Dataset rows:
+-------+

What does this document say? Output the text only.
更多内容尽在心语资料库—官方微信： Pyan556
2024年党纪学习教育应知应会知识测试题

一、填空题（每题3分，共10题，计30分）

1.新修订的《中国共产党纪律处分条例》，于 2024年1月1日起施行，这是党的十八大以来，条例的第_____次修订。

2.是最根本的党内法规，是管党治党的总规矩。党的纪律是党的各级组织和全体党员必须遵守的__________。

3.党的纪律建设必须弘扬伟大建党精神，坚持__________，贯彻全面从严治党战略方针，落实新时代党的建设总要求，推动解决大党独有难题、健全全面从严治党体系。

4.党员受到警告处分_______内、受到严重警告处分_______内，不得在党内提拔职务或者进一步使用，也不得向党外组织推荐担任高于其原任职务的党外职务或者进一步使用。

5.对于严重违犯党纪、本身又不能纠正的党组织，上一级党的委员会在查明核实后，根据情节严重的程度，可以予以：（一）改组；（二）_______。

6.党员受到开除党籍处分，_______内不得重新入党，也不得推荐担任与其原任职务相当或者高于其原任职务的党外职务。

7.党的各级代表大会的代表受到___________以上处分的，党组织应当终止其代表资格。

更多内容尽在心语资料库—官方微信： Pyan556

+-------+

Task statement. Repeat the records above exactly, leaving none out.

Task solution.
What does this document say? Output the text only.
更多内容尽在心语资料库—官方微信： Pyan556
2024年党纪学习教育应知应会知识测试题

一、填空题（每题3分，共10题，计30分）

1.新修订的《中国共产党纪律处分条例》，于 2024年1月1日起施行，这是党的十八大以来，条例的第_____次修订。

2.是最根本的党内法规，是管党治党的总规矩。党的纪律是党的各级组织和全体党员必须遵守的__________。

3.党的纪律建设必须弘扬伟大建党精神，坚持__________，贯彻全面从严治党战略方针，落实新时代党的建设总要求，推动解决大党独有难题、健全全面从严治党体系。

4.党员受到警告处分_______内、受到严重警告处分_______内，不得在党内提拔职务或者进一步使用，也不得向党外组织推荐担任高于其原任职务的党外职务或者进一步使用。

5.对于严重违犯党纪、本身又不能纠正的党组织，上一级党的委员会在查明核实后，根据情节严重的程度，可以予以：（一）改组；（二）_______。

6.党员受到开除党籍处分，_______内不得重新入党，也不得推荐担任与其原任职务相当或者高于其原任职务的党外职务。

7.党的各级代表大会的代表受到___________以上处分的，党组织应当终止其代表资格。

更多内容尽在心语资料库—官方微信： Pyan556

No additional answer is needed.